◆ **What is required**:
Please return every line below that contains the string "ventricle".

━━ Data extract ━━

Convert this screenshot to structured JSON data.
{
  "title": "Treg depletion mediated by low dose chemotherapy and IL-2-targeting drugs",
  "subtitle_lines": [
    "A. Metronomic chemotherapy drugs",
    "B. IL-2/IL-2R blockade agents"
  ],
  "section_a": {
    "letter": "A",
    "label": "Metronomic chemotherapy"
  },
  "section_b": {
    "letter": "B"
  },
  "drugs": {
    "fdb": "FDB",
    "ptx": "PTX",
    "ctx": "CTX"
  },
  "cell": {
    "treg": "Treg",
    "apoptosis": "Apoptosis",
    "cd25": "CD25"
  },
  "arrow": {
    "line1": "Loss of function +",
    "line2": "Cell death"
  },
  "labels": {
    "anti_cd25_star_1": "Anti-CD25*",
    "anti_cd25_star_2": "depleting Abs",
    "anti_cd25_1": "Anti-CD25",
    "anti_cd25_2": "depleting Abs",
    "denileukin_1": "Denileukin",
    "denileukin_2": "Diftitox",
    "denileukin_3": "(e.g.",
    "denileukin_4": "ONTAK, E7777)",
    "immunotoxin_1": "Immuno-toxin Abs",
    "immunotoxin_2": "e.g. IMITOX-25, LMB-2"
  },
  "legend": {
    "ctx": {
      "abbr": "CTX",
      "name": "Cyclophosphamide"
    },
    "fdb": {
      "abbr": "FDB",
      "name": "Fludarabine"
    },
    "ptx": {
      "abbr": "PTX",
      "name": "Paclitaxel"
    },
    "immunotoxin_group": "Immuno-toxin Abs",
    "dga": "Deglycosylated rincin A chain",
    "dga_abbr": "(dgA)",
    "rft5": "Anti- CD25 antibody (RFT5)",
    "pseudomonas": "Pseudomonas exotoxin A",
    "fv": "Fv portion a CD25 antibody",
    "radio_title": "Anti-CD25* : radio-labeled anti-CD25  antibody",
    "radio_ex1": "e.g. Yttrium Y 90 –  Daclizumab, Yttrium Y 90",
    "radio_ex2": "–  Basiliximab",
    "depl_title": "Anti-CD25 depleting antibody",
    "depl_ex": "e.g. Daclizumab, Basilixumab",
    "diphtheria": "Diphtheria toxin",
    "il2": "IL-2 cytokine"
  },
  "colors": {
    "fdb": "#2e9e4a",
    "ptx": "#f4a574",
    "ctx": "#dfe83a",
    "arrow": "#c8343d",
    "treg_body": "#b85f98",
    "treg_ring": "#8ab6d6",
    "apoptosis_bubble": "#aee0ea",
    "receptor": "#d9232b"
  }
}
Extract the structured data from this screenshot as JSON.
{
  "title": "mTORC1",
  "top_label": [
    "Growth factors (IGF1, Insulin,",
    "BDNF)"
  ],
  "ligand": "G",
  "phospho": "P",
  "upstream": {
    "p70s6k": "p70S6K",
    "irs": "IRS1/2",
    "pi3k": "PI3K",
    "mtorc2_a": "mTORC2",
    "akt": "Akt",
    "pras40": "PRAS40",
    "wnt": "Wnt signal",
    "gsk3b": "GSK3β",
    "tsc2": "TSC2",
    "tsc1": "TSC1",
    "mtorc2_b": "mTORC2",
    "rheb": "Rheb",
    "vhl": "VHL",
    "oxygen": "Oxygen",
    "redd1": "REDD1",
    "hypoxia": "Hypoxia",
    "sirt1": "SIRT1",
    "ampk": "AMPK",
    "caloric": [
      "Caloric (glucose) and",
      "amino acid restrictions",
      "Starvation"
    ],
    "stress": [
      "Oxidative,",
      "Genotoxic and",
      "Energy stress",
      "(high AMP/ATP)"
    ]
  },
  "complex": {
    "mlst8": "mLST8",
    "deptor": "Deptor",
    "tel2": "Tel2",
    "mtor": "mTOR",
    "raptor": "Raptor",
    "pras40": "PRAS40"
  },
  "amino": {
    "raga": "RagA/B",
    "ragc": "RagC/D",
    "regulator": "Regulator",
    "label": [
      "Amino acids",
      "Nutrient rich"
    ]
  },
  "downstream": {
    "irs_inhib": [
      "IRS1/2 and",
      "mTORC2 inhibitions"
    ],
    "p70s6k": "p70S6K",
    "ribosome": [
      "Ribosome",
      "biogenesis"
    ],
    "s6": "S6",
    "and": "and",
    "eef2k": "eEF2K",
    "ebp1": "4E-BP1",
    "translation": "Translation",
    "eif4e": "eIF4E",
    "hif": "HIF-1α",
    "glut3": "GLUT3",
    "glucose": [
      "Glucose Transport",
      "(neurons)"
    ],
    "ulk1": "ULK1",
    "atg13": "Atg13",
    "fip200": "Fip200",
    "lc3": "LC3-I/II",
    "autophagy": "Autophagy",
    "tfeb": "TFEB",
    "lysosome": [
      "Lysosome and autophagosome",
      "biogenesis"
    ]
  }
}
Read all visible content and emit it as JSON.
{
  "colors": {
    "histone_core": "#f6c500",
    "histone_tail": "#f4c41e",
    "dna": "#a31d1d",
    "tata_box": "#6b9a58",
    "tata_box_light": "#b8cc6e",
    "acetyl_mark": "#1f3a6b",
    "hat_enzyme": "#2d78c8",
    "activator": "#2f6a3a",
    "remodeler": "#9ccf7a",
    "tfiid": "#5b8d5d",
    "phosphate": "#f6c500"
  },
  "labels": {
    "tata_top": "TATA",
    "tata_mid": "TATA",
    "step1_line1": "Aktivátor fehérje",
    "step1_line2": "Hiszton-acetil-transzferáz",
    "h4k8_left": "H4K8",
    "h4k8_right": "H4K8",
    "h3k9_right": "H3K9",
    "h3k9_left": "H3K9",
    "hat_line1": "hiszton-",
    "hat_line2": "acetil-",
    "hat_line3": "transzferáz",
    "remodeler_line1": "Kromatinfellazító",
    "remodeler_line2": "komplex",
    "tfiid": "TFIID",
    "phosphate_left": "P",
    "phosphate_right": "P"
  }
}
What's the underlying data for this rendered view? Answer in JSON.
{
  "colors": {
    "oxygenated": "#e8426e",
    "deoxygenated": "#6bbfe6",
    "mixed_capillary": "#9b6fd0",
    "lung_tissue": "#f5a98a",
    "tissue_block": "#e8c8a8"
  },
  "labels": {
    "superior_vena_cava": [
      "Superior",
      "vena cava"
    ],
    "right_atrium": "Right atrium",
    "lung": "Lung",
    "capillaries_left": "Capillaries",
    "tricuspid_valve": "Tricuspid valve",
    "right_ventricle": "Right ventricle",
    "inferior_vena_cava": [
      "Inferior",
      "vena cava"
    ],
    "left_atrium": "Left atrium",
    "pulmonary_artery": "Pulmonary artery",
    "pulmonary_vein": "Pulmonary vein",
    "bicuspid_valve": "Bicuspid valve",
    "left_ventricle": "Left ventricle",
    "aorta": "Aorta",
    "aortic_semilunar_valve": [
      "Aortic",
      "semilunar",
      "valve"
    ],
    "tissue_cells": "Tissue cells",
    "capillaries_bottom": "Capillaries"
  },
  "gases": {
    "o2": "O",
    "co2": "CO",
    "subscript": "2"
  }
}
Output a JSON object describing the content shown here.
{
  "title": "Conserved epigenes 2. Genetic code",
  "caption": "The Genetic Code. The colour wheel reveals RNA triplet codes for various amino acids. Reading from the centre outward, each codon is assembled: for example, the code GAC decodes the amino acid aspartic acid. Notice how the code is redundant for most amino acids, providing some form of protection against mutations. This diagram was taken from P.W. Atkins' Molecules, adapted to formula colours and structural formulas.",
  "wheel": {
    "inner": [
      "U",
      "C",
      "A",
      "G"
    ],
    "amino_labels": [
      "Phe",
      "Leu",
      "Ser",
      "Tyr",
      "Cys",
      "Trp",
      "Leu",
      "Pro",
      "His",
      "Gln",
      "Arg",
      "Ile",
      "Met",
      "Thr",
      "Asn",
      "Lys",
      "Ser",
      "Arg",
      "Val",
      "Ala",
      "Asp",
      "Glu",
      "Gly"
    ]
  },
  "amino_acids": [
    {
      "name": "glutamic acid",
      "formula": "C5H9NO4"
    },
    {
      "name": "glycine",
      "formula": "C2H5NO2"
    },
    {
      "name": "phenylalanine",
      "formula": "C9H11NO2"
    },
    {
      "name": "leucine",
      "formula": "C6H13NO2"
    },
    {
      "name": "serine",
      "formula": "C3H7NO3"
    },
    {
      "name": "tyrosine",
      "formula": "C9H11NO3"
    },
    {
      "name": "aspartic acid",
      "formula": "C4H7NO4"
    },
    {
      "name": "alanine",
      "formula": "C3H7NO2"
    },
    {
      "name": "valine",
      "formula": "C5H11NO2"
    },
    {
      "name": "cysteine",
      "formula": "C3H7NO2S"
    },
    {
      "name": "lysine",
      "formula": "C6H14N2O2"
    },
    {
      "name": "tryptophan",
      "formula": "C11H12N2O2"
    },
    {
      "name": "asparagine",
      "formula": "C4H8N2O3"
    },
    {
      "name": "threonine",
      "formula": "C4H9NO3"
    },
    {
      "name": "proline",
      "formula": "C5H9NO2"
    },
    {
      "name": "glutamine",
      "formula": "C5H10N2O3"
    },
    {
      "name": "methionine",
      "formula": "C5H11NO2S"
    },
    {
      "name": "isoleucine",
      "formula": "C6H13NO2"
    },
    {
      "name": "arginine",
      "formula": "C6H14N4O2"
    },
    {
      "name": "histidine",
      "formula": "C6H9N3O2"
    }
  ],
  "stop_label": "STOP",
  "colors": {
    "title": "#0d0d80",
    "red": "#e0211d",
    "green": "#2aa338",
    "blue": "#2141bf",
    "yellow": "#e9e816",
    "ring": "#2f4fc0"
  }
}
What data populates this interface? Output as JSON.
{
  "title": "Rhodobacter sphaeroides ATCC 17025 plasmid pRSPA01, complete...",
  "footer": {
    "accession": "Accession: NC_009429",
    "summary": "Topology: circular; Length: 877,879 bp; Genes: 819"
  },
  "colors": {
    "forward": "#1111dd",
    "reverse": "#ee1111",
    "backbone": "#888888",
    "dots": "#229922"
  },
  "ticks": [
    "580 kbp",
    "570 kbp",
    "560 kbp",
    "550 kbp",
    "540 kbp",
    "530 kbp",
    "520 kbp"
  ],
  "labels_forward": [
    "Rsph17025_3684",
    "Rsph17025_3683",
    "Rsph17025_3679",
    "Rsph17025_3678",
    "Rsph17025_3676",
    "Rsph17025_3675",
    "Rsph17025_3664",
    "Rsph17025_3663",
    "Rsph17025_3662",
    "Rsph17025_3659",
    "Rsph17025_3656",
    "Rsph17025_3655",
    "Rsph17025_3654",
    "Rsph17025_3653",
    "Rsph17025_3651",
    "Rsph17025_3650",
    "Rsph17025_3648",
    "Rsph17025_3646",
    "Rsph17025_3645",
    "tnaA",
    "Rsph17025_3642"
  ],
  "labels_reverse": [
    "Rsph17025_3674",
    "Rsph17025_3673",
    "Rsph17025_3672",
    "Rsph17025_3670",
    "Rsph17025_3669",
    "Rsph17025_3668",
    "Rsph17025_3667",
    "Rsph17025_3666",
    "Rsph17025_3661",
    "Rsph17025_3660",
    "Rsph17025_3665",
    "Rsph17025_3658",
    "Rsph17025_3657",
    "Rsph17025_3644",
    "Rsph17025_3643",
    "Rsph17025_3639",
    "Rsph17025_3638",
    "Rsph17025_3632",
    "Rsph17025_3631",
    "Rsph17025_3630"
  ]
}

━━━

◆ **Answer to this task**:
    "right_ventricle": "Right ventricle",
    "left_ventricle": "Left ventricle",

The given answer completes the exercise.